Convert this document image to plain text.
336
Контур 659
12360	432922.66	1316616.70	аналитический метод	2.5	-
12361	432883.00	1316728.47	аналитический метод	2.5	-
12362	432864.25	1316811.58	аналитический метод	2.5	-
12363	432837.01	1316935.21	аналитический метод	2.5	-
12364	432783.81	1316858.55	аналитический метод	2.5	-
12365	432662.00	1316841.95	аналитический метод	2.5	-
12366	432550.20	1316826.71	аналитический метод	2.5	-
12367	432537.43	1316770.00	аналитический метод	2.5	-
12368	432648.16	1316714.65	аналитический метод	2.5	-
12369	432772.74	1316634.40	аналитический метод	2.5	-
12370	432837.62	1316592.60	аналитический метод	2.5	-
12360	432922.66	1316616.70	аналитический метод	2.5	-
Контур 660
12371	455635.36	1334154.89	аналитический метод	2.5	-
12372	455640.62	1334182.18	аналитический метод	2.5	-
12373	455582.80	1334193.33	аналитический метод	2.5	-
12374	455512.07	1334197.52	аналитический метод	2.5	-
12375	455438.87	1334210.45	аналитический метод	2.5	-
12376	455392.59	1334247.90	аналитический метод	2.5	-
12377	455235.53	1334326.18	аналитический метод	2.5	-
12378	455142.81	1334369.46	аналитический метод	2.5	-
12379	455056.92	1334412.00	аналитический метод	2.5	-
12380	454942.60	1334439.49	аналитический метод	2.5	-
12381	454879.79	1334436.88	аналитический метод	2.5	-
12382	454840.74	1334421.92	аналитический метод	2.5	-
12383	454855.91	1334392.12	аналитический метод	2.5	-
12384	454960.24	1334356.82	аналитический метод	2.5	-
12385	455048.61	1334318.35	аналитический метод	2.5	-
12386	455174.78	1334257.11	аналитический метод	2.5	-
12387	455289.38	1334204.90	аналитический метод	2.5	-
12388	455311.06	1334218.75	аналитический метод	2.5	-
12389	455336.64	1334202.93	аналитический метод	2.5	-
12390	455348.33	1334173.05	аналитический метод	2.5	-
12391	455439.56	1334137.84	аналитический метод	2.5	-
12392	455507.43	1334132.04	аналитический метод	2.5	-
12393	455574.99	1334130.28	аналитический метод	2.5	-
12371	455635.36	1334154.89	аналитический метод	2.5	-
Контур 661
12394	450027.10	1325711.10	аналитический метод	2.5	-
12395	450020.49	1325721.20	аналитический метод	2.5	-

········

--- Instructions to follow ---
Make a verbatim copy of every entry shown above.

--- Reply ---
Convert this document image to plain text.
336
Контур 659
12360	432922.66	1316616.70	аналитический метод	2.5	-
12361	432883.00	1316728.47	аналитический метод	2.5	-
12362	432864.25	1316811.58	аналитический метод	2.5	-
12363	432837.01	1316935.21	аналитический метод	2.5	-
12364	432783.81	1316858.55	аналитический метод	2.5	-
12365	432662.00	1316841.95	аналитический метод	2.5	-
12366	432550.20	1316826.71	аналитический метод	2.5	-
12367	432537.43	1316770.00	аналитический метод	2.5	-
12368	432648.16	1316714.65	аналитический метод	2.5	-
12369	432772.74	1316634.40	аналитический метод	2.5	-
12370	432837.62	1316592.60	аналитический метод	2.5	-
12360	432922.66	1316616.70	аналитический метод	2.5	-
Контур 660
12371	455635.36	1334154.89	аналитический метод	2.5	-
12372	455640.62	1334182.18	аналитический метод	2.5	-
12373	455582.80	1334193.33	аналитический метод	2.5	-
12374	455512.07	1334197.52	аналитический метод	2.5	-
12375	455438.87	1334210.45	аналитический метод	2.5	-
12376	455392.59	1334247.90	аналитический метод	2.5	-
12377	455235.53	1334326.18	аналитический метод	2.5	-
12378	455142.81	1334369.46	аналитический метод	2.5	-
12379	455056.92	1334412.00	аналитический метод	2.5	-
12380	454942.60	1334439.49	аналитический метод	2.5	-
12381	454879.79	1334436.88	аналитический метод	2.5	-
12382	454840.74	1334421.92	аналитический метод	2.5	-
12383	454855.91	1334392.12	аналитический метод	2.5	-
12384	454960.24	1334356.82	аналитический метод	2.5	-
12385	455048.61	1334318.35	аналитический метод	2.5	-
12386	455174.78	1334257.11	аналитический метод	2.5	-
12387	455289.38	1334204.90	аналитический метод	2.5	-
12388	455311.06	1334218.75	аналитический метод	2.5	-
12389	455336.64	1334202.93	аналитический метод	2.5	-
12390	455348.33	1334173.05	аналитический метод	2.5	-
12391	455439.56	1334137.84	аналитический метод	2.5	-
12392	455507.43	1334132.04	аналитический метод	2.5	-
12393	455574.99	1334130.28	аналитический метод	2.5	-
12371	455635.36	1334154.89	аналитический метод	2.5	-
Контур 661
12394	450027.10	1325711.10	аналитический метод	2.5	-
12395	450020.49	1325721.20	аналитический метод	2.5	-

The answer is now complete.